- _WHAT YOU SHOULD DO_
Extract the text of every entry below exactly; leave images out.

(Dataset items)
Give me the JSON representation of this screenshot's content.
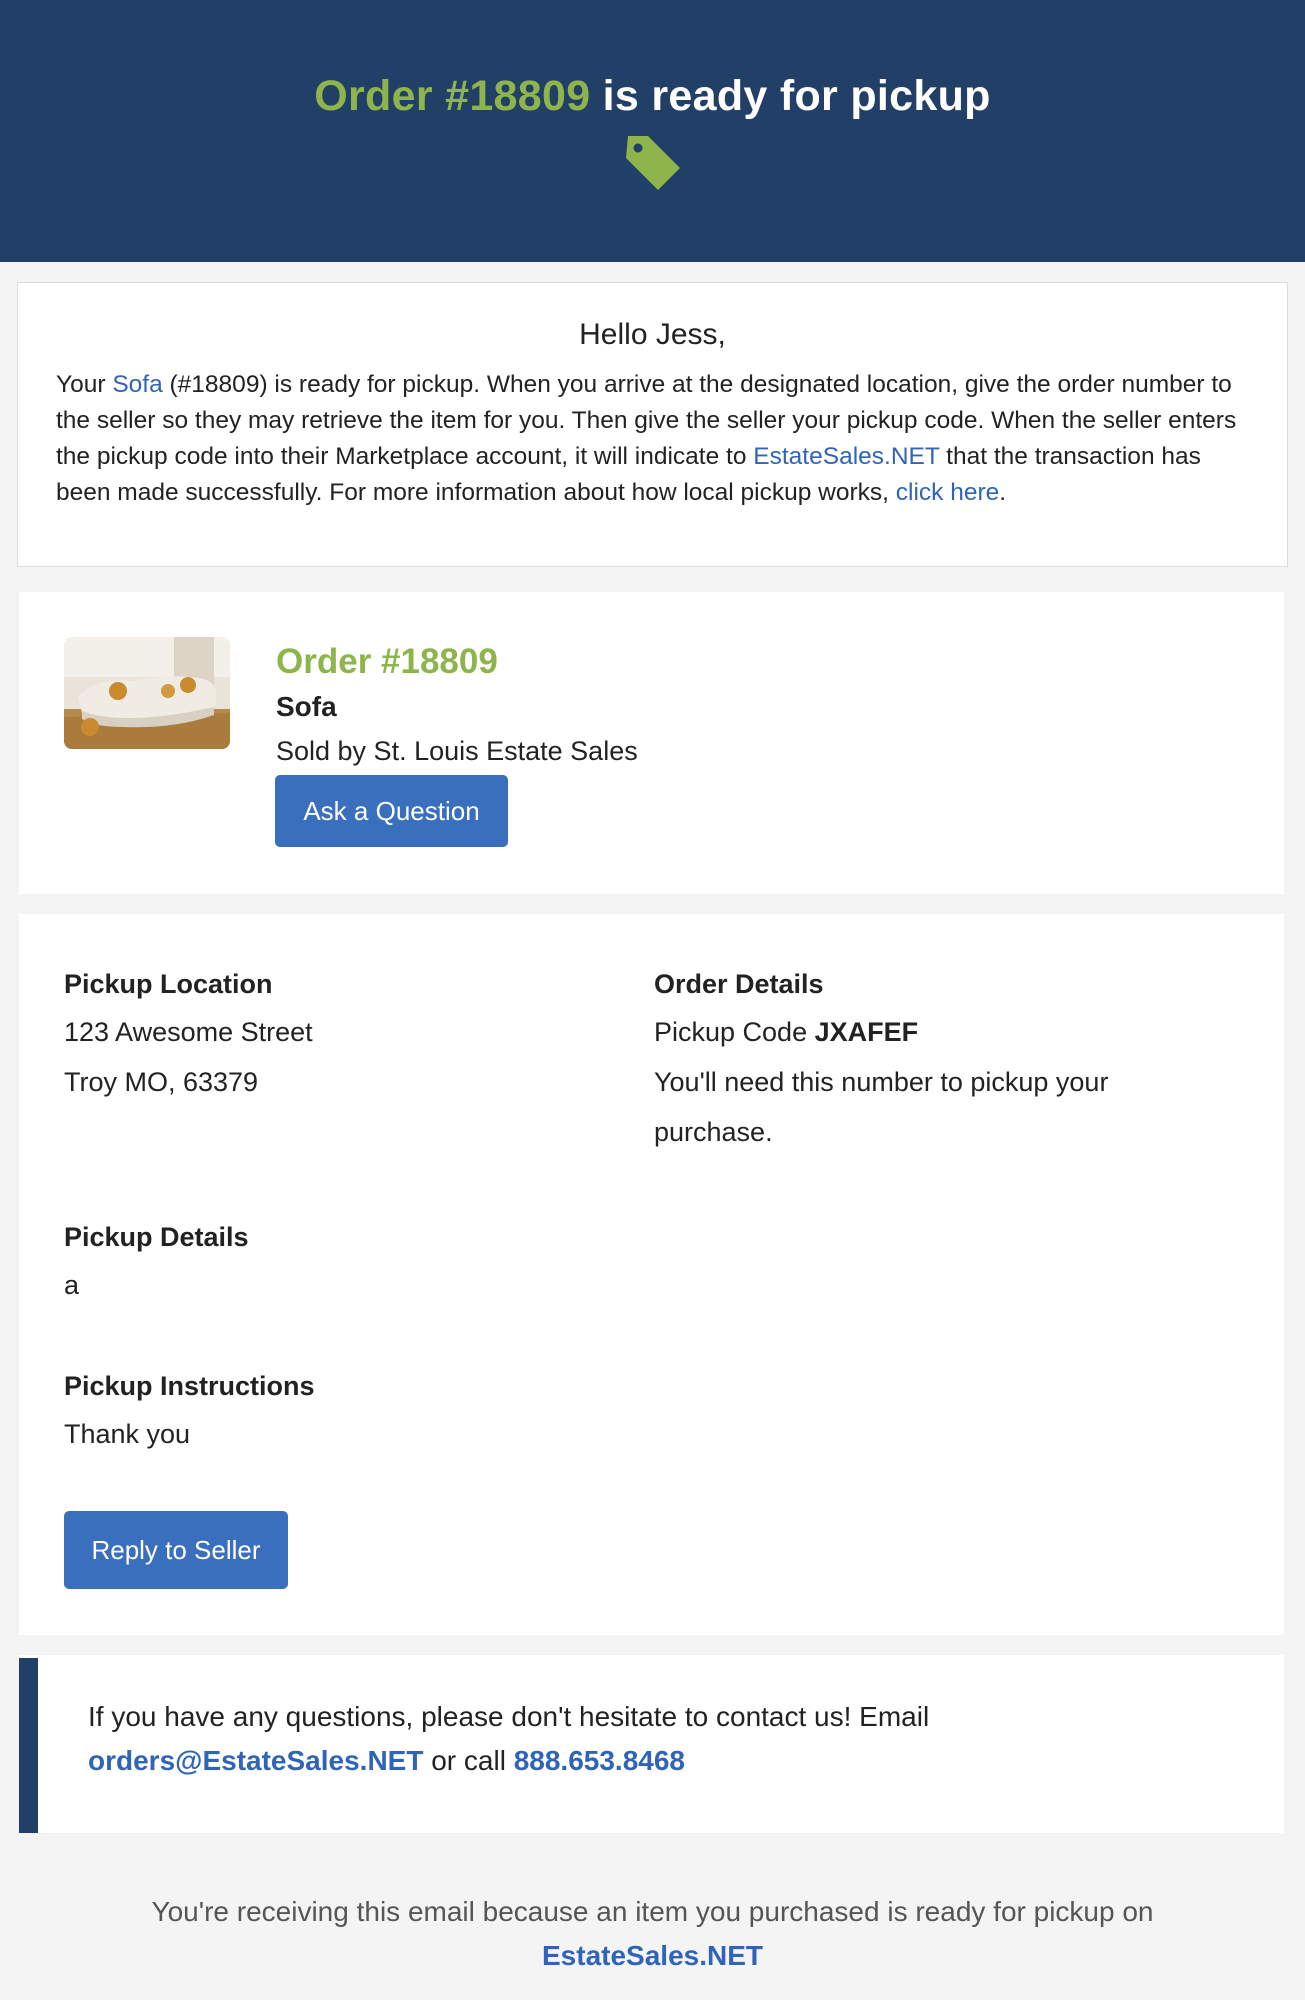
{
  "header": {
    "title_accent": "Order #18809",
    "title_rest": " is ready for pickup",
    "icon": "tag-icon",
    "colors": {
      "background": "#223f68",
      "accent": "#8db54b"
    }
  },
  "greeting": {
    "title": "Hello Jess,",
    "body_p1": "Your ",
    "item_link": "Sofa",
    "body_p2": " (#18809) is ready for pickup. When you arrive at the designated location, give the order number to the seller so they may retrieve the item for you. Then give the seller your pickup code. When the seller enters the pickup code into their Marketplace account, it will indicate to ",
    "site_link": "EstateSales.NET",
    "body_p3": " that the transaction has been made successfully. For more information about how local pickup works, ",
    "help_link": "click here",
    "body_p4": "."
  },
  "order": {
    "number": "Order #18809",
    "item_name": "Sofa",
    "sold_by": "Sold by St. Louis Estate Sales",
    "ask_button": "Ask a Question"
  },
  "pickup": {
    "location_label": "Pickup Location",
    "address_line1": "123 Awesome Street",
    "address_line2": "Troy MO, 63379",
    "details_label": "Order Details",
    "code_prefix": "Pickup Code ",
    "code": "JXAFEF",
    "code_note_line1": "You'll need this number to pickup your",
    "code_note_line2": "purchase.",
    "pickup_details_label": "Pickup Details",
    "pickup_details_value": "a",
    "instructions_label": "Pickup Instructions",
    "instructions_value": "Thank you",
    "reply_button": "Reply to Seller"
  },
  "contact": {
    "text1": "If you have any questions, please don't hesitate to contact us! Email",
    "email": "orders@EstateSales.NET",
    "text2": " or call ",
    "phone": "888.653.8468"
  },
  "footer": {
    "text": "You're receiving this email because an item you purchased is ready for pickup on",
    "link": "EstateSales.NET"
  }
}
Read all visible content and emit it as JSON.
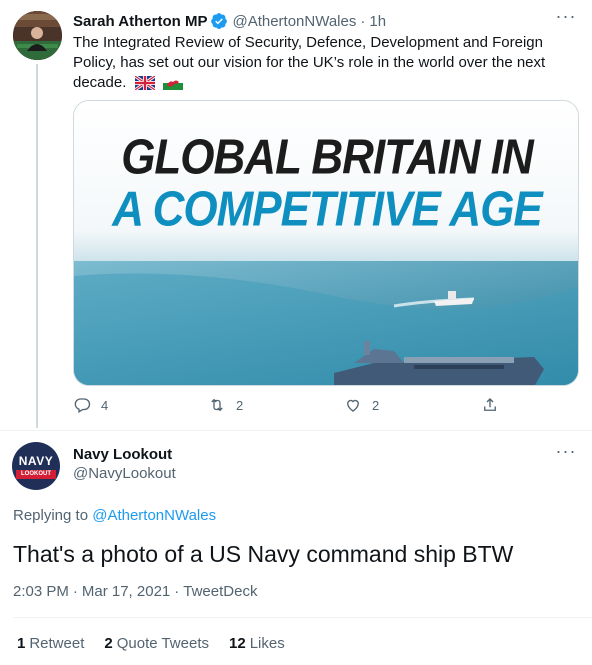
{
  "tweet1": {
    "name": "Sarah Atherton MP",
    "handle": "@AthertonNWales",
    "separator": "·",
    "time": "1h",
    "text": "The Integrated Review of Security, Defence, Development and Foreign Policy, has set out our vision for the UK’s role in the world over the next decade.",
    "flags": [
      "union-jack-flag-icon",
      "welsh-flag-icon"
    ],
    "image": {
      "headline_line1": "GLOBAL BRITAIN IN",
      "headline_line2": "A COMPETITIVE AGE"
    },
    "actions": {
      "replies": "4",
      "retweets": "2",
      "likes": "2"
    }
  },
  "tweet2": {
    "name": "Navy Lookout",
    "handle": "@NavyLookout",
    "avatar_text": "NAVY",
    "avatar_subtext": "LOOKOUT",
    "replying_prefix": "Replying to",
    "replying_to": "@AthertonNWales",
    "text": "That's a photo of a US Navy command ship BTW",
    "time": "2:03 PM",
    "date": "Mar 17, 2021",
    "source": "TweetDeck",
    "meta_separator": "·",
    "stats": {
      "retweets_count": "1",
      "retweets_label": "Retweet",
      "quotes_count": "2",
      "quotes_label": "Quote Tweets",
      "likes_count": "12",
      "likes_label": "Likes"
    }
  },
  "colors": {
    "text": "#0f1419",
    "secondary": "#536471",
    "link": "#1d9bf0",
    "verified": "#1d9bf0",
    "headline_blue": "#0f8fbf",
    "navy_logo": "#1f2f57",
    "navy_logo_band": "#d21f35"
  }
}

- _REPLY TO THE TASK_
Give me the JSON representation of this screenshot's content.
{
  "header": {
    "title_accent": "Order #18809",
    "title_rest": " is ready for pickup",
    "icon": "tag-icon",
    "colors": {
      "background": "#223f68",
      "accent": "#8db54b"
    }
  },
  "greeting": {
    "title": "Hello Jess,",
    "body_p1": "Your ",
    "item_link": "Sofa",
    "body_p2": " (#18809) is ready for pickup. When you arrive at the designated location, give the order number to the seller so they may retrieve the item for you. Then give the seller your pickup code. When the seller enters the pickup code into their Marketplace account, it will indicate to ",
    "site_link": "EstateSales.NET",
    "body_p3": " that the transaction has been made successfully. For more information about how local pickup works, ",
    "help_link": "click here",
    "body_p4": "."
  },
  "order": {
    "number": "Order #18809",
    "item_name": "Sofa",
    "sold_by": "Sold by St. Louis Estate Sales",
    "ask_button": "Ask a Question"
  },
  "pickup": {
    "location_label": "Pickup Location",
    "address_line1": "123 Awesome Street",
    "address_line2": "Troy MO, 63379",
    "details_label": "Order Details",
    "code_prefix": "Pickup Code ",
    "code": "JXAFEF",
    "code_note_line1": "You'll need this number to pickup your",
    "code_note_line2": "purchase.",
    "pickup_details_label": "Pickup Details",
    "pickup_details_value": "a",
    "instructions_label": "Pickup Instructions",
    "instructions_value": "Thank you",
    "reply_button": "Reply to Seller"
  },
  "contact": {
    "text1": "If you have any questions, please don't hesitate to contact us! Email",
    "email": "orders@EstateSales.NET",
    "text2": " or call ",
    "phone": "888.653.8468"
  },
  "footer": {
    "text": "You're receiving this email because an item you purchased is ready for pickup on",
    "link": "EstateSales.NET"
  }
}
Read all visible content and emit it as JSON.
{
  "tweet1": {
    "name": "Sarah Atherton MP",
    "handle": "@AthertonNWales",
    "separator": "·",
    "time": "1h",
    "text": "The Integrated Review of Security, Defence, Development and Foreign Policy, has set out our vision for the UK’s role in the world over the next decade.",
    "flags": [
      "union-jack-flag-icon",
      "welsh-flag-icon"
    ],
    "image": {
      "headline_line1": "GLOBAL BRITAIN IN",
      "headline_line2": "A COMPETITIVE AGE"
    },
    "actions": {
      "replies": "4",
      "retweets": "2",
      "likes": "2"
    }
  },
  "tweet2": {
    "name": "Navy Lookout",
    "handle": "@NavyLookout",
    "avatar_text": "NAVY",
    "avatar_subtext": "LOOKOUT",
    "replying_prefix": "Replying to",
    "replying_to": "@AthertonNWales",
    "text": "That's a photo of a US Navy command ship BTW",
    "time": "2:03 PM",
    "date": "Mar 17, 2021",
    "source": "TweetDeck",
    "meta_separator": "·",
    "stats": {
      "retweets_count": "1",
      "retweets_label": "Retweet",
      "quotes_count": "2",
      "quotes_label": "Quote Tweets",
      "likes_count": "12",
      "likes_label": "Likes"
    }
  },
  "colors": {
    "text": "#0f1419",
    "secondary": "#536471",
    "link": "#1d9bf0",
    "verified": "#1d9bf0",
    "headline_blue": "#0f8fbf",
    "navy_logo": "#1f2f57",
    "navy_logo_band": "#d21f35"
  }
}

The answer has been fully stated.